— BEGIN STORED RECORDS —

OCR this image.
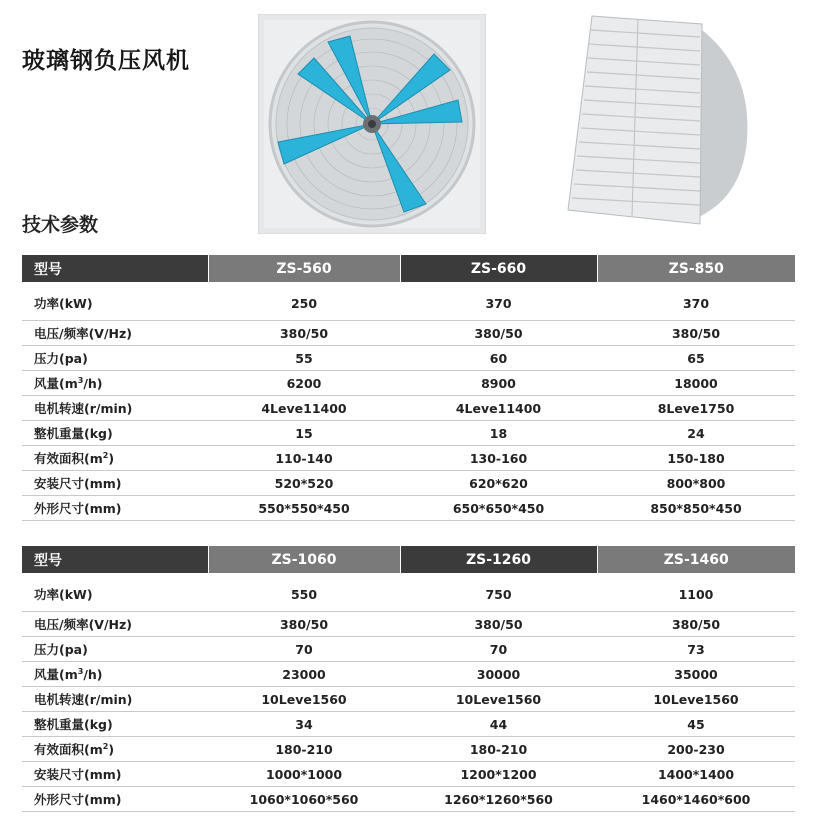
玻璃钢负压风机
技术参数
型号	ZS-560	ZS-660	ZS-850
功率(kW)	250	370	370
电压/频率(V/Hz)	380/50	380/50	380/50
压力(pa)	55	60	65
风量$(m^3/h)$	6200	8900	18000
电机转速(r/min)	4Leve11400	4Leve11400	8Leve1750
整机重量(kg)	15	18	24
有效面积$(m^2)$	110-140	130-160	150-180
安装尺寸(mm)	520*520	620*620	800*800
外形尺寸(mm)	550*550*450	650*650*450	850*850*450
型号	ZS-1060	ZS-1260	ZS-1460
功率(kW)	550	750	1100
电压/频率(V/Hz)	380/50	380/50	380/50
压力(pa)	70	70	73
风量$(m^3/h)$	23000	30000	35000
电机转速(r/min)	10Leve1560	10Leve1560	10Leve1560
整机重量(kg)	34	44	45
有效面积$(m^2)$	180-210	180-210	200-230
安装尺寸(mm)	1000*1000	1200*1200	1400*1400
外形尺寸(mm)	1060*1060*560	1260*1260*560	1460*1460*600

— END STORED RECORDS —

■ WHAT YOU HAVE TO DO
Search the data for the string "电机转速" and copy each line where it appears.

■ WRITTEN ANSWER
电机转速(r/min)	4Leve11400	4Leve11400	8Leve1750
电机转速(r/min)	10Leve1560	10Leve1560	10Leve1560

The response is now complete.